**Do this**
In the listing below, locate the lines that hold the string "document". Copy those lines.

:::

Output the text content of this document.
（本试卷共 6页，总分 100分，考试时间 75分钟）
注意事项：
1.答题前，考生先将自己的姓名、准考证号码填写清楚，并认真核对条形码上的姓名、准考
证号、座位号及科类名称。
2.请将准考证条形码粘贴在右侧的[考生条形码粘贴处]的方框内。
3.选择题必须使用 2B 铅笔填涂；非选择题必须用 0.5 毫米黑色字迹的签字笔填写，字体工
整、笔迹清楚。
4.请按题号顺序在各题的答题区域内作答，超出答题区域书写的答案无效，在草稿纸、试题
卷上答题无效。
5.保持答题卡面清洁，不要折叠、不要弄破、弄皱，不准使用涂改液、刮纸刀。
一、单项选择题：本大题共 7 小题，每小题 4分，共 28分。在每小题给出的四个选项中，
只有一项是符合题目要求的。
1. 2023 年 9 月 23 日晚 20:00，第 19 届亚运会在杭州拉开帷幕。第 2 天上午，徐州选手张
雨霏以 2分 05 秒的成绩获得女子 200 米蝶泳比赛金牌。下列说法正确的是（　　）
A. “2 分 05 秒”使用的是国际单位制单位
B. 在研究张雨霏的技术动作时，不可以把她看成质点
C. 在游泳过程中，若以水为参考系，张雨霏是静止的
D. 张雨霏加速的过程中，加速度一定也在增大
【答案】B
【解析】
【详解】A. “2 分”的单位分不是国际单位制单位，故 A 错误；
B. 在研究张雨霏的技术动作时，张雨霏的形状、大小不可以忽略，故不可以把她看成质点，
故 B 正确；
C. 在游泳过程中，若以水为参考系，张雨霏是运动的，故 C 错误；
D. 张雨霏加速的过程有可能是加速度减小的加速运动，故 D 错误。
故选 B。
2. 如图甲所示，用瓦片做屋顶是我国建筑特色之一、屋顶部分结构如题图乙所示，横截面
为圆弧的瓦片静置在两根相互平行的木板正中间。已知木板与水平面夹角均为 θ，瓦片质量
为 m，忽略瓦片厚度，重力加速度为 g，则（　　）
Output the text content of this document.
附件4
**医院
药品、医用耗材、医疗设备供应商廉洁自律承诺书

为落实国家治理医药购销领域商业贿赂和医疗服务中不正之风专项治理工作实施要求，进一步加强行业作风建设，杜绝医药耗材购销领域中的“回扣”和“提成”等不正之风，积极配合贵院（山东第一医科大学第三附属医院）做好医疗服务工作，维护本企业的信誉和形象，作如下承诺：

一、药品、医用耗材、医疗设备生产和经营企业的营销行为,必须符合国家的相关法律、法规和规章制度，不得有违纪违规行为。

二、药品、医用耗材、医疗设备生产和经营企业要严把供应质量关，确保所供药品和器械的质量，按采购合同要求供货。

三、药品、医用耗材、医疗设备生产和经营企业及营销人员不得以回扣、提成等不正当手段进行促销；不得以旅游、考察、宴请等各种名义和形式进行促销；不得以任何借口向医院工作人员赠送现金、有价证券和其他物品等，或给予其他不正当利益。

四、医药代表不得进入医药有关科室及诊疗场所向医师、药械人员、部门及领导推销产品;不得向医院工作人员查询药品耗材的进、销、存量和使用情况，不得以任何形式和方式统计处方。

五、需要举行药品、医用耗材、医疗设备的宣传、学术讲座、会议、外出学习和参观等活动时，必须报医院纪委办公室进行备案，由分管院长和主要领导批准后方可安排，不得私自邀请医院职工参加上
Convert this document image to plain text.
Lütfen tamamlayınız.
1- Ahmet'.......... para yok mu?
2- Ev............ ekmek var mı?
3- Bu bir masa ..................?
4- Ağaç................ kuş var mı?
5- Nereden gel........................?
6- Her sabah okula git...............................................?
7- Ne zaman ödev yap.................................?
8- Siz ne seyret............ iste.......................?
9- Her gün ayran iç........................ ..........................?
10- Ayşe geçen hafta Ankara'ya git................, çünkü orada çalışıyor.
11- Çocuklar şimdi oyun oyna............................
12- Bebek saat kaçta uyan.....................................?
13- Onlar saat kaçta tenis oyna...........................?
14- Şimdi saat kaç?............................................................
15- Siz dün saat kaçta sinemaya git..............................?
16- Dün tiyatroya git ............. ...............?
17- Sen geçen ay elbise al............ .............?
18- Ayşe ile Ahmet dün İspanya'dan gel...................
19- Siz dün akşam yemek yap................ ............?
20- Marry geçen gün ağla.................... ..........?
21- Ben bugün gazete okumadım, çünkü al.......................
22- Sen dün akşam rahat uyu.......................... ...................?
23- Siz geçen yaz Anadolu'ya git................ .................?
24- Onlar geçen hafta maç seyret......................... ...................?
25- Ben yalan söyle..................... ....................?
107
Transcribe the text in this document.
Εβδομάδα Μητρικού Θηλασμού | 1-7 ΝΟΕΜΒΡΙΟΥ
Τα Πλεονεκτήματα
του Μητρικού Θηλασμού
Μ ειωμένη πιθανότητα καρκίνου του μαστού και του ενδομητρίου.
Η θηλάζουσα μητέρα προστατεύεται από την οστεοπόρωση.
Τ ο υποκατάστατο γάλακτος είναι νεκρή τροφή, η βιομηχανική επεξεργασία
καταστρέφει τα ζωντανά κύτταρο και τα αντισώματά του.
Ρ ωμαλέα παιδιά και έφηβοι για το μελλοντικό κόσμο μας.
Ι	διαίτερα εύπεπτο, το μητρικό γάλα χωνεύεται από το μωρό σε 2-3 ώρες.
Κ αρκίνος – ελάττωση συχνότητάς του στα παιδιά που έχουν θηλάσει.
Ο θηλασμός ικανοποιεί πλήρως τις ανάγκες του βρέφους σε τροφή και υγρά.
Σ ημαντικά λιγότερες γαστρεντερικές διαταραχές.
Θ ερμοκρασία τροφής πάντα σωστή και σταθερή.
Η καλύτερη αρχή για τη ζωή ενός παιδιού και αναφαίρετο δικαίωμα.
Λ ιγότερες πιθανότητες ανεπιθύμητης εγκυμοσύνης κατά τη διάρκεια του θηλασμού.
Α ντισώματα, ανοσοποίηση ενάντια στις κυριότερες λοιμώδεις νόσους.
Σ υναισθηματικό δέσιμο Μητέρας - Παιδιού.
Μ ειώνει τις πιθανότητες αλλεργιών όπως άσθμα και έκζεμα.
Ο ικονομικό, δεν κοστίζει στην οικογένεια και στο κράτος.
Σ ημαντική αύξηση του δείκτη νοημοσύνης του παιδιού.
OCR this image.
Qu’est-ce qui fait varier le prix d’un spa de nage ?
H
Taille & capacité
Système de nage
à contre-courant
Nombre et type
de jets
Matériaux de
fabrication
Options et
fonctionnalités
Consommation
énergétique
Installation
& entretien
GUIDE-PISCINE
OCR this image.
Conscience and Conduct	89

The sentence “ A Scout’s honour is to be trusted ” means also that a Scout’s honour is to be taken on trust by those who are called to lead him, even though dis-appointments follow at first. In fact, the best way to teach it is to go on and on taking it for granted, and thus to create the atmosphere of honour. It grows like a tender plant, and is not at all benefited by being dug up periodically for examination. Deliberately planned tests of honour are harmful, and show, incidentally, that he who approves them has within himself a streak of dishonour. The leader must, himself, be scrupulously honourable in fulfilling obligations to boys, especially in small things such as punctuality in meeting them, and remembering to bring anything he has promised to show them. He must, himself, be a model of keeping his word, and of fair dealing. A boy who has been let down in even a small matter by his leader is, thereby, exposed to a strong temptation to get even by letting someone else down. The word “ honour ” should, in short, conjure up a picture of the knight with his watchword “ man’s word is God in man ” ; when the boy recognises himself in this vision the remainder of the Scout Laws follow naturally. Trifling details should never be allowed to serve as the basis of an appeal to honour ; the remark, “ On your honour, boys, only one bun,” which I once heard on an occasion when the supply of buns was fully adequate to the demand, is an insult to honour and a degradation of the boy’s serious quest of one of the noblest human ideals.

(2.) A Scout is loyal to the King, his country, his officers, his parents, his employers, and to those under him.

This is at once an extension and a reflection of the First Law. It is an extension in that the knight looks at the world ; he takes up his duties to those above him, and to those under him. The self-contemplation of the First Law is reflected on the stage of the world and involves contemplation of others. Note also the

:::

**Task result**
Output the text content of this document.
Output the text content of this document.
Convert this document image to plain text.
Transcribe the text in this document.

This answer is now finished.